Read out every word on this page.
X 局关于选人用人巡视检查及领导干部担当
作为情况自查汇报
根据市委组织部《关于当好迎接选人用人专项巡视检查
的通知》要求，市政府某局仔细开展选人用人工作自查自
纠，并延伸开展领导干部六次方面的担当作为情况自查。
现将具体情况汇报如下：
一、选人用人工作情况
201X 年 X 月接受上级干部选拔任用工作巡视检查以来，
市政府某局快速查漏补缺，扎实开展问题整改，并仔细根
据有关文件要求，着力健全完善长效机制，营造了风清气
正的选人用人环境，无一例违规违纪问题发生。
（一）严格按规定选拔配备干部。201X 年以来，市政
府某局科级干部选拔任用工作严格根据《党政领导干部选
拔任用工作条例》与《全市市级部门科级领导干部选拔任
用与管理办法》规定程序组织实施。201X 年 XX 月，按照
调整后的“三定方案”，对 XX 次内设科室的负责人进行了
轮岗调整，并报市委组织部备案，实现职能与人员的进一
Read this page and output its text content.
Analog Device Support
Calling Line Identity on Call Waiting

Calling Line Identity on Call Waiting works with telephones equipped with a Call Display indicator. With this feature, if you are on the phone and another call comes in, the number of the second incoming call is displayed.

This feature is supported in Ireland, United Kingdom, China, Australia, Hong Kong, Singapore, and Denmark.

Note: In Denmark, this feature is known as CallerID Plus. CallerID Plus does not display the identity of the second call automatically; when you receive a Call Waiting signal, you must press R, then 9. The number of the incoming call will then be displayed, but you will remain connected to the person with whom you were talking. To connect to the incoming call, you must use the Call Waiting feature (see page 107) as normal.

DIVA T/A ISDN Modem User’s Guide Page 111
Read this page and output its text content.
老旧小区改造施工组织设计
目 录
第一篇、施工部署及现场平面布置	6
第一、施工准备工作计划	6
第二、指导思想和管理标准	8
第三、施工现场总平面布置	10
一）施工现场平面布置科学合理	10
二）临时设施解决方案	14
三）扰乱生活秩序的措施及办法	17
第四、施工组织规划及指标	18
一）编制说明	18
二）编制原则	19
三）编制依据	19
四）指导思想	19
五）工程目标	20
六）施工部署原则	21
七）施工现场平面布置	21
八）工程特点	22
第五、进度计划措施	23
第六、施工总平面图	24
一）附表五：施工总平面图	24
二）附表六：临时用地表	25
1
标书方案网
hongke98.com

_ _ _ _ _

> _Task to carry out_:
Copy out the whole listing, exactly as written.

> _Complete response_:
Read out every word on this page.
X 局关于选人用人巡视检查及领导干部担当
作为情况自查汇报
根据市委组织部《关于当好迎接选人用人专项巡视检查
的通知》要求，市政府某局仔细开展选人用人工作自查自
纠，并延伸开展领导干部六次方面的担当作为情况自查。
现将具体情况汇报如下：
一、选人用人工作情况
201X 年 X 月接受上级干部选拔任用工作巡视检查以来，
市政府某局快速查漏补缺，扎实开展问题整改，并仔细根
据有关文件要求，着力健全完善长效机制，营造了风清气
正的选人用人环境，无一例违规违纪问题发生。
（一）严格按规定选拔配备干部。201X 年以来，市政
府某局科级干部选拔任用工作严格根据《党政领导干部选
拔任用工作条例》与《全市市级部门科级领导干部选拔任
用与管理办法》规定程序组织实施。201X 年 XX 月，按照
调整后的“三定方案”，对 XX 次内设科室的负责人进行了
轮岗调整，并报市委组织部备案，实现职能与人员的进一
Read this page and output its text content.
Analog Device Support
Calling Line Identity on Call Waiting

Calling Line Identity on Call Waiting works with telephones equipped with a Call Display indicator. With this feature, if you are on the phone and another call comes in, the number of the second incoming call is displayed.

This feature is supported in Ireland, United Kingdom, China, Australia, Hong Kong, Singapore, and Denmark.

Note: In Denmark, this feature is known as CallerID Plus. CallerID Plus does not display the identity of the second call automatically; when you receive a Call Waiting signal, you must press R, then 9. The number of the incoming call will then be displayed, but you will remain connected to the person with whom you were talking. To connect to the incoming call, you must use the Call Waiting feature (see page 107) as normal.

DIVA T/A ISDN Modem User’s Guide Page 111
Read this page and output its text content.
老旧小区改造施工组织设计
目 录
第一篇、施工部署及现场平面布置	6
第一、施工准备工作计划	6
第二、指导思想和管理标准	8
第三、施工现场总平面布置	10
一）施工现场平面布置科学合理	10
二）临时设施解决方案	14
三）扰乱生活秩序的措施及办法	17
第四、施工组织规划及指标	18
一）编制说明	18
二）编制原则	19
三）编制依据	19
四）指导思想	19
五）工程目标	20
六）施工部署原则	21
七）施工现场平面布置	21
八）工程特点	22
第五、进度计划措施	23
第六、施工总平面图	24
一）附表五：施工总平面图	24
二）附表六：临时用地表	25
1
标书方案网
hongke98.com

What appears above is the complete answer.